Isolate every line in the data with the string "microwaves" and copy it.

=======

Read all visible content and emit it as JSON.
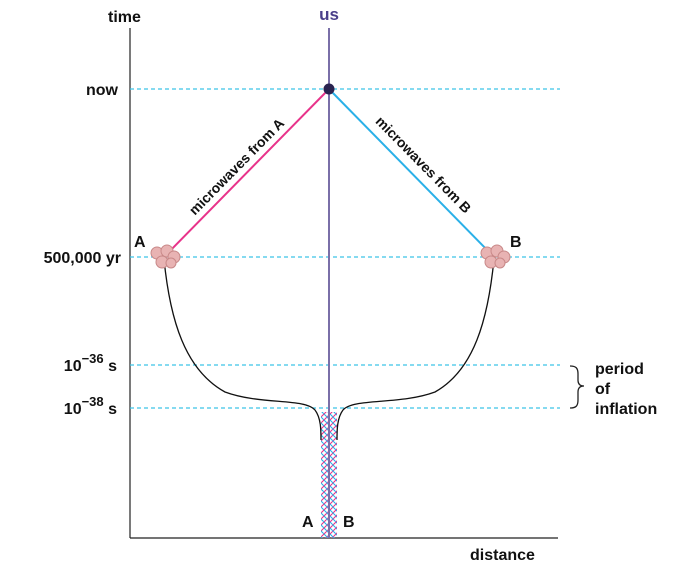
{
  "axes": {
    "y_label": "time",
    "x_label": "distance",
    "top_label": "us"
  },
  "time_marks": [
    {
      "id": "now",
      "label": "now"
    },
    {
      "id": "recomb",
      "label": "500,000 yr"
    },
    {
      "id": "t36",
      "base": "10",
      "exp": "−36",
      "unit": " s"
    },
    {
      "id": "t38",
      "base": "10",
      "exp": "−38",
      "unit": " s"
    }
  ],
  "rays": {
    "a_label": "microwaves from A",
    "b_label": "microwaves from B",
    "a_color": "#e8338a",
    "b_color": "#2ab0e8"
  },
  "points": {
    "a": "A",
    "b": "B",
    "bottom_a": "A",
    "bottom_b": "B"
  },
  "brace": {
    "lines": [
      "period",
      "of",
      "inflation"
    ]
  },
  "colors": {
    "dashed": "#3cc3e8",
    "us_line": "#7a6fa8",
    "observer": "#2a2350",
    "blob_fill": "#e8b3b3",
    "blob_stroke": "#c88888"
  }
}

=======

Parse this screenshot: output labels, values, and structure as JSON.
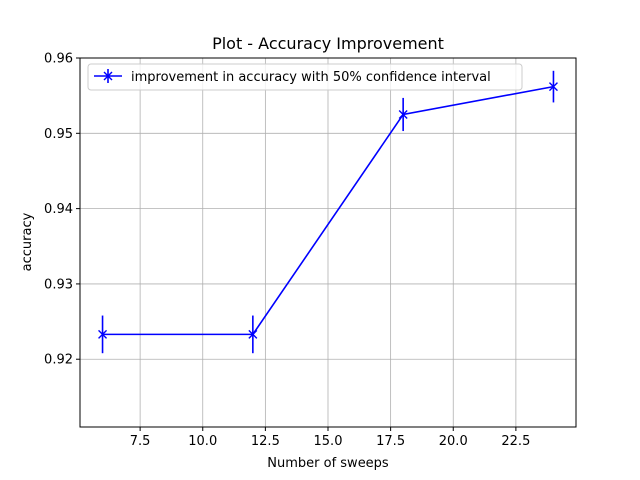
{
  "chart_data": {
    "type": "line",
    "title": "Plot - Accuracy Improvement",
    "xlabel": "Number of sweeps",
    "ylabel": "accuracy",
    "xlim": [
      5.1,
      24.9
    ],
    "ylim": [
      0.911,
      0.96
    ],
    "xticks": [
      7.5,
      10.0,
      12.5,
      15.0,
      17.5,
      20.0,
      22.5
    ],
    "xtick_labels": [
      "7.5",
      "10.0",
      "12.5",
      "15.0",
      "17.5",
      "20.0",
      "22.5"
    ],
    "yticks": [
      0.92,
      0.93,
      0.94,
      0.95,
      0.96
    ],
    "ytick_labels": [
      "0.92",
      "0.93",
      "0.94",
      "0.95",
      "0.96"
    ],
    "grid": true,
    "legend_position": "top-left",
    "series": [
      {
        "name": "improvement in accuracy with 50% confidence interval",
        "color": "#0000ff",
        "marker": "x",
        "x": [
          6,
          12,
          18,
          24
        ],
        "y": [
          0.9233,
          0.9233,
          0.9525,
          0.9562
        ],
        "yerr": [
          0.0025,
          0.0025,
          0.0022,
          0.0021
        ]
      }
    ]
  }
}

=======

- Output
    "a_label": "microwaves from A",
    "b_label": "microwaves from B",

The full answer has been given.